■ Directions for this task: Every line below that mentions the word "spread" should be copied out.

■ Data for this exercise:
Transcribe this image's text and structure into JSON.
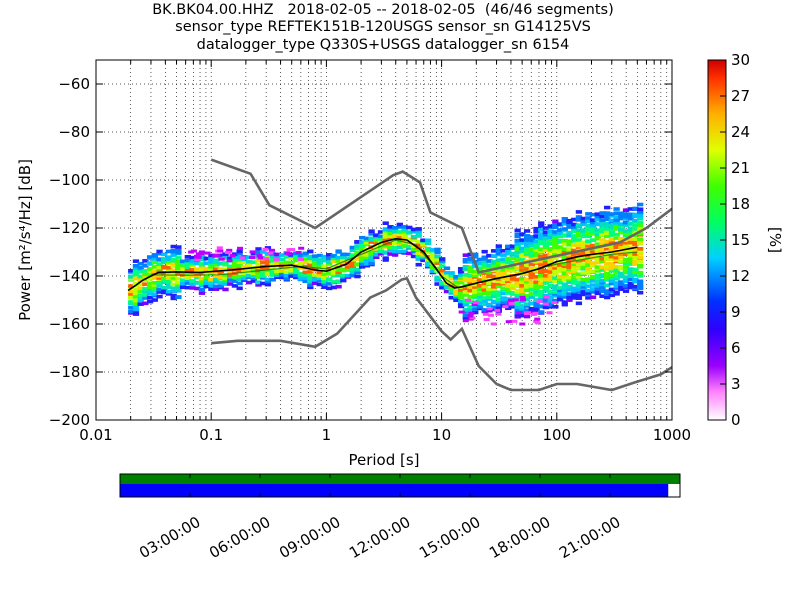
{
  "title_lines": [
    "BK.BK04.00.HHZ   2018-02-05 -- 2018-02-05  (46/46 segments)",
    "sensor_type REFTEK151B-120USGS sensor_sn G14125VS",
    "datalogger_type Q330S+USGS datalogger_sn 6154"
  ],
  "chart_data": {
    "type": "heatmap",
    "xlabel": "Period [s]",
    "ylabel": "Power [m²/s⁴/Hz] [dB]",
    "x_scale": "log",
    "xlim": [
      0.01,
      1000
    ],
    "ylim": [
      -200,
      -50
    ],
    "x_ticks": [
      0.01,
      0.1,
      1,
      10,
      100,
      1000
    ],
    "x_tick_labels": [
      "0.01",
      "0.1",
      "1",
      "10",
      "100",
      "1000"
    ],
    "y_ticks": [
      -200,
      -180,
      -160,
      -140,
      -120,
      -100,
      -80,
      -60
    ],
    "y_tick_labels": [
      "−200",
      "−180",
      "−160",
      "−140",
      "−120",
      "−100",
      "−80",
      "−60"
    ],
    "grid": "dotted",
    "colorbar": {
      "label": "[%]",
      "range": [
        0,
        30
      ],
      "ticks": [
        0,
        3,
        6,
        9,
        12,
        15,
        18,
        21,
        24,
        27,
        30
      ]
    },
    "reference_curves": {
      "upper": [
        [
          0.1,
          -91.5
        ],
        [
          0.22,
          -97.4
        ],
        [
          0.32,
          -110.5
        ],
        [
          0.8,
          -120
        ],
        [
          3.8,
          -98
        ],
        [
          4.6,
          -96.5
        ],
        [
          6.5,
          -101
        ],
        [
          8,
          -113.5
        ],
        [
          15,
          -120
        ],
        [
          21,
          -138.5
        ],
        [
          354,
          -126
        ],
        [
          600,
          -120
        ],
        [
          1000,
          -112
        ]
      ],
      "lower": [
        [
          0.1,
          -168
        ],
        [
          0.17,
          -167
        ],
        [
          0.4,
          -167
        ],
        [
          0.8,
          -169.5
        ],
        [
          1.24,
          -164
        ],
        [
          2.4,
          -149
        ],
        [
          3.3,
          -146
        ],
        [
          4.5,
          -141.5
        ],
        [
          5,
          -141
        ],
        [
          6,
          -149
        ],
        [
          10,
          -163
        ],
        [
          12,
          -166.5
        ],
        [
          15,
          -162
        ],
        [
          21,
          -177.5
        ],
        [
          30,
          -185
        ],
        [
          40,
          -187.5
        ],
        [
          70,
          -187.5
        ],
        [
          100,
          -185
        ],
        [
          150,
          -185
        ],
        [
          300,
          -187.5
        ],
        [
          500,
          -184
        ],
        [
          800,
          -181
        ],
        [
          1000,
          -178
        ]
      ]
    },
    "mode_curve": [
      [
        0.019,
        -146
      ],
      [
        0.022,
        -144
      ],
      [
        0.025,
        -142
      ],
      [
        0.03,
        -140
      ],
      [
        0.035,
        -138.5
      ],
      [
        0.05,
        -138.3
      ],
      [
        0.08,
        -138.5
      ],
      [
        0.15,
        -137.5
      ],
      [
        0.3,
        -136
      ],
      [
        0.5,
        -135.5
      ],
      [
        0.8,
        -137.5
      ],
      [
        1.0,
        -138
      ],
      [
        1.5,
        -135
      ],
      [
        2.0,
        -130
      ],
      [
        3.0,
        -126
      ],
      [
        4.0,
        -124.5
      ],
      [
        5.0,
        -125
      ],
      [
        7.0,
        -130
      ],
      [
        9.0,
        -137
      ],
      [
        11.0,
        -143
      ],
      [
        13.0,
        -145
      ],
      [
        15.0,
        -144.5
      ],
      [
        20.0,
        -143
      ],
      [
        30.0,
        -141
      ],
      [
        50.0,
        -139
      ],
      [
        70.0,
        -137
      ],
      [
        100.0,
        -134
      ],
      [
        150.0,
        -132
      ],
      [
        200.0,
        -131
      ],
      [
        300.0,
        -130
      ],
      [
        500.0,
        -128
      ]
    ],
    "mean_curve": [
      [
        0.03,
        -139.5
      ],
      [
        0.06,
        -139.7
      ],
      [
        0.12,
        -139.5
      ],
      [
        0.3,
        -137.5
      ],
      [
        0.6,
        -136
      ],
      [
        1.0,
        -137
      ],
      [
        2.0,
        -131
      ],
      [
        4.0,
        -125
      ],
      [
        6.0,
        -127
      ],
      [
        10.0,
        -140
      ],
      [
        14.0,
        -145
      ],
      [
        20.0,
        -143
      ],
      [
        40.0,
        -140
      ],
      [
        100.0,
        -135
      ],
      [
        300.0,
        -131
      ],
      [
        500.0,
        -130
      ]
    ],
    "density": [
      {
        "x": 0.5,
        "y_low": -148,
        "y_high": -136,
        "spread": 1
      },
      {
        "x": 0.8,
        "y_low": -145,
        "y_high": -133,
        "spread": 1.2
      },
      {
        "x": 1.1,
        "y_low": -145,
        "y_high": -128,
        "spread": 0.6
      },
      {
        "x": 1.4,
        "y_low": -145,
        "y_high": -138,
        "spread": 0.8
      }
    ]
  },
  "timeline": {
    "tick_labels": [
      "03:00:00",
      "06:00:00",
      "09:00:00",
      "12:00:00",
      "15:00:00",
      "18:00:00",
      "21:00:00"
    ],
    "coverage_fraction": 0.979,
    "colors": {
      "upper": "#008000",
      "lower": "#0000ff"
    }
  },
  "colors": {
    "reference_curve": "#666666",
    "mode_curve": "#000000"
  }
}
...
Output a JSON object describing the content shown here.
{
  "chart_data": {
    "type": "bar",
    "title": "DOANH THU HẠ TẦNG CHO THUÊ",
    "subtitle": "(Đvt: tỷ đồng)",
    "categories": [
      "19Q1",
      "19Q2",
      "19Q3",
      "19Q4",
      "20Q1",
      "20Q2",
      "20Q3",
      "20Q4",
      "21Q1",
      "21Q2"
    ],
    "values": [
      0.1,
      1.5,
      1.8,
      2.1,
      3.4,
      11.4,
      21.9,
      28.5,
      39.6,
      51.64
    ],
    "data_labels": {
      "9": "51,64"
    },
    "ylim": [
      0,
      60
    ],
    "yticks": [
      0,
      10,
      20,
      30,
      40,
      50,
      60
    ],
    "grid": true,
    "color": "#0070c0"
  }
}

■ Exercise result:
        "spread": 1
        "spread": 1.2
        "spread": 0.6
        "spread": 0.8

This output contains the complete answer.